# [Set task]
Will you output all of the data below exactly, omitting the images?

# [Stored data]
--

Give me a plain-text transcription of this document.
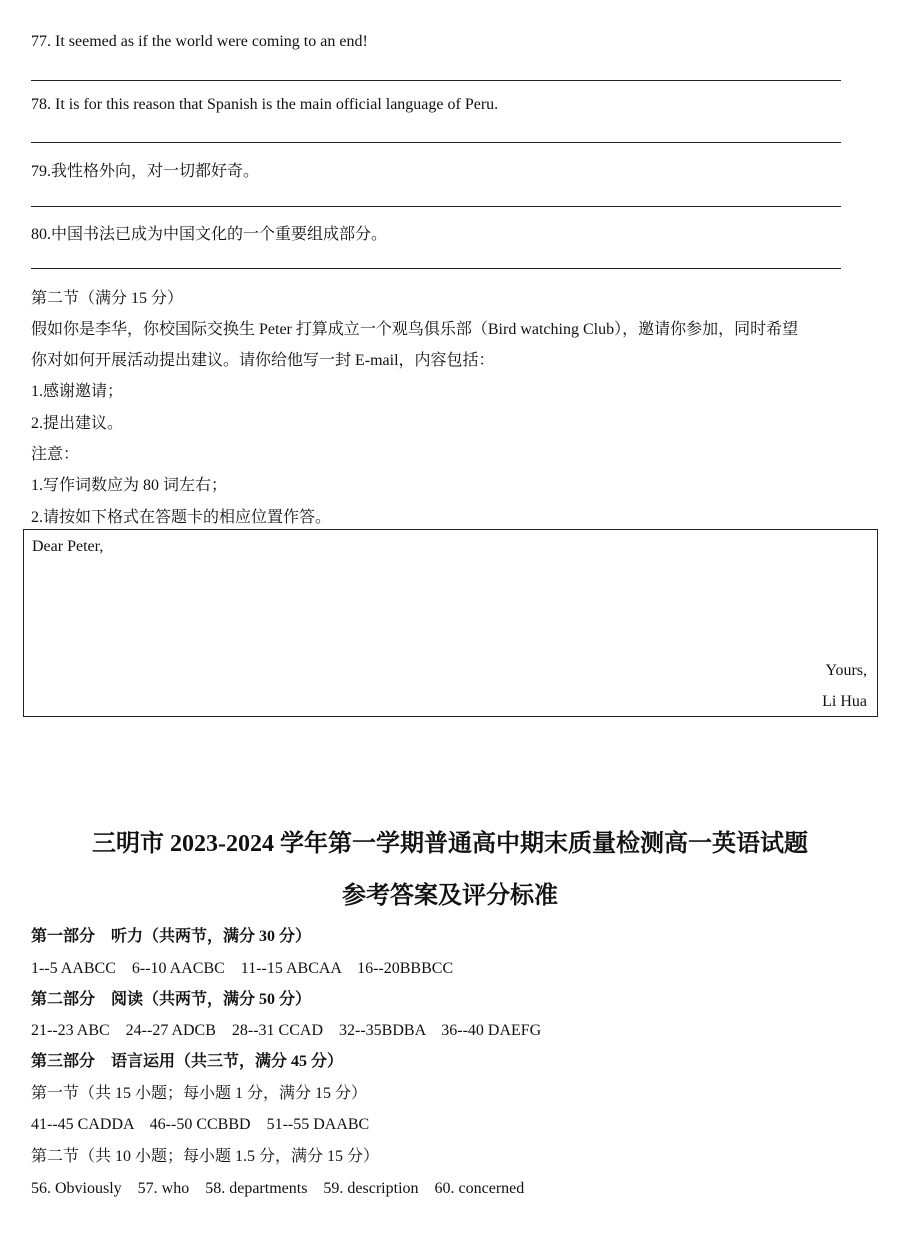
77. It seemed as if the world were coming to an end!
78. It is for this reason that Spanish is the main official language of Peru.
79.我性格外向，对一切都好奇。
80.中国书法已成为中国文化的一个重要组成部分。
第二节（满分 15 分）
假如你是李华，你校国际交换生 Peter 打算成立一个观鸟俱乐部（Bird watching Club），邀请你参加，同时希望
你对如何开展活动提出建议。请你给他写一封 E-mail，内容包括：
1.感谢邀请；
2.提出建议。
注意：
1.写作词数应为 80 词左右；
2.请按如下格式在答题卡的相应位置作答。
Dear Peter,
Yours,
Li Hua
三明市 2023-2024 学年第一学期普通高中期末质量检测高一英语试题
参考答案及评分标准
第一部分　听力（共两节，满分 30 分）
1--5 AABCC　6--10 AACBC　11--15 ABCAA　16--20BBBCC
第二部分　阅读（共两节，满分 50 分）
21--23 ABC　24--27 ADCB　28--31 CCAD　32--35BDBA　36--40 DAEFG
第三部分　语言运用（共三节，满分 45 分）
第一节（共 15 小题；每小题 1 分，满分 15 分）
41--45 CADDA　46--50 CCBBD　51--55 DAABC
第二节（共 10 小题；每小题 1.5 分，满分 15 分）
56. Obviously　57. who　58. departments　59. description　60. concerned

--

# [Result below]
Give me a plain-text transcription of this document.
77. It seemed as if the world were coming to an end!
78. It is for this reason that Spanish is the main official language of Peru.
79.我性格外向，对一切都好奇。
80.中国书法已成为中国文化的一个重要组成部分。
第二节（满分 15 分）
假如你是李华，你校国际交换生 Peter 打算成立一个观鸟俱乐部（Bird watching Club），邀请你参加，同时希望
你对如何开展活动提出建议。请你给他写一封 E-mail，内容包括：
1.感谢邀请；
2.提出建议。
注意：
1.写作词数应为 80 词左右；
2.请按如下格式在答题卡的相应位置作答。
Dear Peter,
Yours,
Li Hua
三明市 2023-2024 学年第一学期普通高中期末质量检测高一英语试题
参考答案及评分标准
第一部分　听力（共两节，满分 30 分）
1--5 AABCC　6--10 AACBC　11--15 ABCAA　16--20BBBCC
第二部分　阅读（共两节，满分 50 分）
21--23 ABC　24--27 ADCB　28--31 CCAD　32--35BDBA　36--40 DAEFG
第三部分　语言运用（共三节，满分 45 分）
第一节（共 15 小题；每小题 1 分，满分 15 分）
41--45 CADDA　46--50 CCBBD　51--55 DAABC
第二节（共 10 小题；每小题 1.5 分，满分 15 分）
56. Obviously　57. who　58. departments　59. description　60. concerned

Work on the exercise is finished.